[Records contained in a dataset]

* * * *

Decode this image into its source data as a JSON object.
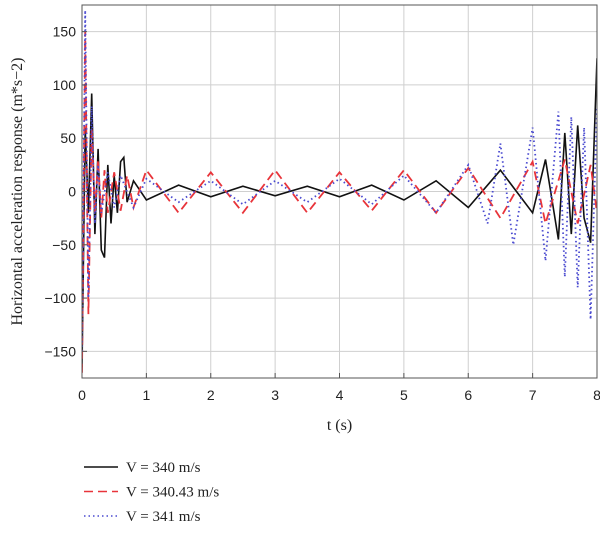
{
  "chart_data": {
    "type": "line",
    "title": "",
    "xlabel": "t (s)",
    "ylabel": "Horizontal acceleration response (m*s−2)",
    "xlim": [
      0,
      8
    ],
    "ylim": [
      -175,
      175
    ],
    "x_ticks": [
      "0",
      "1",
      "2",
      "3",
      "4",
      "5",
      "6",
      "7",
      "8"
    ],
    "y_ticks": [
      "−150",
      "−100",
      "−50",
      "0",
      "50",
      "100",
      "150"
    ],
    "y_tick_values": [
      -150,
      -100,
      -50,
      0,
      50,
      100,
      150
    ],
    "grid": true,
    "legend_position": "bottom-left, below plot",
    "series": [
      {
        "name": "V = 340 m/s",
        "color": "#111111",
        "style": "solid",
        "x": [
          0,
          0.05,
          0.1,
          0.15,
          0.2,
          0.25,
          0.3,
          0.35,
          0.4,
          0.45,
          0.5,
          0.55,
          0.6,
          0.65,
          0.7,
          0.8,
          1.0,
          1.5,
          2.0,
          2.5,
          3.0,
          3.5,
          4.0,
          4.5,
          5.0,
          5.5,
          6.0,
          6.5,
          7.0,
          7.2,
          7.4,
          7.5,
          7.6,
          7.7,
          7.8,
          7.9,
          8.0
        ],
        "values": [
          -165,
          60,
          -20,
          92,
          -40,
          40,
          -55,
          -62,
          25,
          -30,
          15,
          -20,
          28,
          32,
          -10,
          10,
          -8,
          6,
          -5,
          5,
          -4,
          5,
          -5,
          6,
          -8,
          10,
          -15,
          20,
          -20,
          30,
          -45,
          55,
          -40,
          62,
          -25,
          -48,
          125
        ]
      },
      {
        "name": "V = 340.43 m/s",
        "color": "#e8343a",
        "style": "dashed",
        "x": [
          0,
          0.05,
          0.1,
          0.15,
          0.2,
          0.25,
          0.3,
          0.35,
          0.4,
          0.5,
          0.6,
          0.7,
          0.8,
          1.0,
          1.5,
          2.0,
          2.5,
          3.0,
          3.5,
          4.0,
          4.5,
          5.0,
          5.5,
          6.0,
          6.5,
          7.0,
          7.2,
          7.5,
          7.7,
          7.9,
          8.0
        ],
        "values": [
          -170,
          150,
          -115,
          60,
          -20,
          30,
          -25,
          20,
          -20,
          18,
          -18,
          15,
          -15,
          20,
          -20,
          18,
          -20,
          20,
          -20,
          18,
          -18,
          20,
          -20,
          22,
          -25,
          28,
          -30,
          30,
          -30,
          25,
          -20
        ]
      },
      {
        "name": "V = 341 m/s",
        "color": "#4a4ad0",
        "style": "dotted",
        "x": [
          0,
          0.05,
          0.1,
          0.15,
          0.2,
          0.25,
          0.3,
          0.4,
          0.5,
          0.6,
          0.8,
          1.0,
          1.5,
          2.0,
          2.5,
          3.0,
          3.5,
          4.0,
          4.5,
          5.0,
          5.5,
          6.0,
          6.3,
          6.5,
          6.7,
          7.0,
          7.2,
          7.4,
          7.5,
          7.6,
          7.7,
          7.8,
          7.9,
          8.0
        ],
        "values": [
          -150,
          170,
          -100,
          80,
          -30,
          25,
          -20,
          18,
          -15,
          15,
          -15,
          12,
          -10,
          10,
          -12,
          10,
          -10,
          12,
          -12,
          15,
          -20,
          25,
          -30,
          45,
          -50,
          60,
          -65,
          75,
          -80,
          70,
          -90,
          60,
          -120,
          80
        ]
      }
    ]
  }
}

* * * *

| What is required |
Return the listing above unchanged, apart from dropping its pictures.

| Solution to the exercise |
Decode this image into its source data as a JSON object.
{
  "chart_data": {
    "type": "line",
    "title": "",
    "xlabel": "t (s)",
    "ylabel": "Horizontal acceleration response (m*s−2)",
    "xlim": [
      0,
      8
    ],
    "ylim": [
      -175,
      175
    ],
    "x_ticks": [
      "0",
      "1",
      "2",
      "3",
      "4",
      "5",
      "6",
      "7",
      "8"
    ],
    "y_ticks": [
      "−150",
      "−100",
      "−50",
      "0",
      "50",
      "100",
      "150"
    ],
    "y_tick_values": [
      -150,
      -100,
      -50,
      0,
      50,
      100,
      150
    ],
    "grid": true,
    "legend_position": "bottom-left, below plot",
    "series": [
      {
        "name": "V = 340 m/s",
        "color": "#111111",
        "style": "solid",
        "x": [
          0,
          0.05,
          0.1,
          0.15,
          0.2,
          0.25,
          0.3,
          0.35,
          0.4,
          0.45,
          0.5,
          0.55,
          0.6,
          0.65,
          0.7,
          0.8,
          1.0,
          1.5,
          2.0,
          2.5,
          3.0,
          3.5,
          4.0,
          4.5,
          5.0,
          5.5,
          6.0,
          6.5,
          7.0,
          7.2,
          7.4,
          7.5,
          7.6,
          7.7,
          7.8,
          7.9,
          8.0
        ],
        "values": [
          -165,
          60,
          -20,
          92,
          -40,
          40,
          -55,
          -62,
          25,
          -30,
          15,
          -20,
          28,
          32,
          -10,
          10,
          -8,
          6,
          -5,
          5,
          -4,
          5,
          -5,
          6,
          -8,
          10,
          -15,
          20,
          -20,
          30,
          -45,
          55,
          -40,
          62,
          -25,
          -48,
          125
        ]
      },
      {
        "name": "V = 340.43 m/s",
        "color": "#e8343a",
        "style": "dashed",
        "x": [
          0,
          0.05,
          0.1,
          0.15,
          0.2,
          0.25,
          0.3,
          0.35,
          0.4,
          0.5,
          0.6,
          0.7,
          0.8,
          1.0,
          1.5,
          2.0,
          2.5,
          3.0,
          3.5,
          4.0,
          4.5,
          5.0,
          5.5,
          6.0,
          6.5,
          7.0,
          7.2,
          7.5,
          7.7,
          7.9,
          8.0
        ],
        "values": [
          -170,
          150,
          -115,
          60,
          -20,
          30,
          -25,
          20,
          -20,
          18,
          -18,
          15,
          -15,
          20,
          -20,
          18,
          -20,
          20,
          -20,
          18,
          -18,
          20,
          -20,
          22,
          -25,
          28,
          -30,
          30,
          -30,
          25,
          -20
        ]
      },
      {
        "name": "V = 341 m/s",
        "color": "#4a4ad0",
        "style": "dotted",
        "x": [
          0,
          0.05,
          0.1,
          0.15,
          0.2,
          0.25,
          0.3,
          0.4,
          0.5,
          0.6,
          0.8,
          1.0,
          1.5,
          2.0,
          2.5,
          3.0,
          3.5,
          4.0,
          4.5,
          5.0,
          5.5,
          6.0,
          6.3,
          6.5,
          6.7,
          7.0,
          7.2,
          7.4,
          7.5,
          7.6,
          7.7,
          7.8,
          7.9,
          8.0
        ],
        "values": [
          -150,
          170,
          -100,
          80,
          -30,
          25,
          -20,
          18,
          -15,
          15,
          -15,
          12,
          -10,
          10,
          -12,
          10,
          -10,
          12,
          -12,
          15,
          -20,
          25,
          -30,
          45,
          -50,
          60,
          -65,
          75,
          -80,
          70,
          -90,
          60,
          -120,
          80
        ]
      }
    ]
  }
}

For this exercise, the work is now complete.